PROMPT:
Look through the material below. Copy each line that contains the string "REMEMBER".

TASK DATA:
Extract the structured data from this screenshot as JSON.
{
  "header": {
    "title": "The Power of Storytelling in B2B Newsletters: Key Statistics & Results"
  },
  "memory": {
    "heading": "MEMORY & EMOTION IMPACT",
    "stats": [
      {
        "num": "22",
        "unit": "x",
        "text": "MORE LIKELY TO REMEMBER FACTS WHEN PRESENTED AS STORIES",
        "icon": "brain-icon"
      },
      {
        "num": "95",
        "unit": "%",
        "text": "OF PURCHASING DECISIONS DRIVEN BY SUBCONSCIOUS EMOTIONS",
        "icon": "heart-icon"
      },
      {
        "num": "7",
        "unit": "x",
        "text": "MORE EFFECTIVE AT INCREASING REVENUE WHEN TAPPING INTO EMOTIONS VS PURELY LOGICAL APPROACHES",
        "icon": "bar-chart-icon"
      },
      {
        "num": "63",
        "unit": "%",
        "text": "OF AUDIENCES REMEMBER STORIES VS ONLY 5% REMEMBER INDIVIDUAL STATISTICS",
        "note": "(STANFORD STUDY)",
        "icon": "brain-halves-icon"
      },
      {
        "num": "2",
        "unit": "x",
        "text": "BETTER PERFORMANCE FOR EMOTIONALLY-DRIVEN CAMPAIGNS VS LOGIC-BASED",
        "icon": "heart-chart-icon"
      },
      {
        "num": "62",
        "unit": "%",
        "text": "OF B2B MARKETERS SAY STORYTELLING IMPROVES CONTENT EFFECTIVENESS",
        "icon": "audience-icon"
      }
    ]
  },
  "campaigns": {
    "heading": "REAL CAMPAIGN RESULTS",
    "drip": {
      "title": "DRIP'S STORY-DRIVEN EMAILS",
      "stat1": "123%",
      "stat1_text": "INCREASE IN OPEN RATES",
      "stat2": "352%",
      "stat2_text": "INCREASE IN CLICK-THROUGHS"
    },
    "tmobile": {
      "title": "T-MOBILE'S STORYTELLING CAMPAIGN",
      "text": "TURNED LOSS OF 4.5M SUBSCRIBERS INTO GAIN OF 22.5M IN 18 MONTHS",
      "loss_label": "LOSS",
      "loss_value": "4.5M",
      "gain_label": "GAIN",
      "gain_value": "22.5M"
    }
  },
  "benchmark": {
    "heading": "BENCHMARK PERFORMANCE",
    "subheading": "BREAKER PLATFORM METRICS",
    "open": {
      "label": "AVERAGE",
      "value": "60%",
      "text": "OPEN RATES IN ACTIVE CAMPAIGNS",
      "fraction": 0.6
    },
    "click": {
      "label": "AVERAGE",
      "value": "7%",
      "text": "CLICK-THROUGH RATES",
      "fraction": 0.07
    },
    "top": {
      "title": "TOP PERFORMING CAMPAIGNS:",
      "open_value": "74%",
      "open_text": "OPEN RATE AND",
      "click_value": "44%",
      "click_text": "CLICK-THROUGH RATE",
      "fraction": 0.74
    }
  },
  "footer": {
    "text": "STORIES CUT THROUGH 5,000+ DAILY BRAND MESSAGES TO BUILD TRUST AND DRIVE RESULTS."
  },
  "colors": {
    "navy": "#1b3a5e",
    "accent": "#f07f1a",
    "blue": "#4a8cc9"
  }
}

FINISHED TASK:
        "text": "MORE LIKELY TO REMEMBER FACTS WHEN PRESENTED AS STORIES",
        "text": "OF AUDIENCES REMEMBER STORIES VS ONLY 5% REMEMBER INDIVIDUAL STATISTICS",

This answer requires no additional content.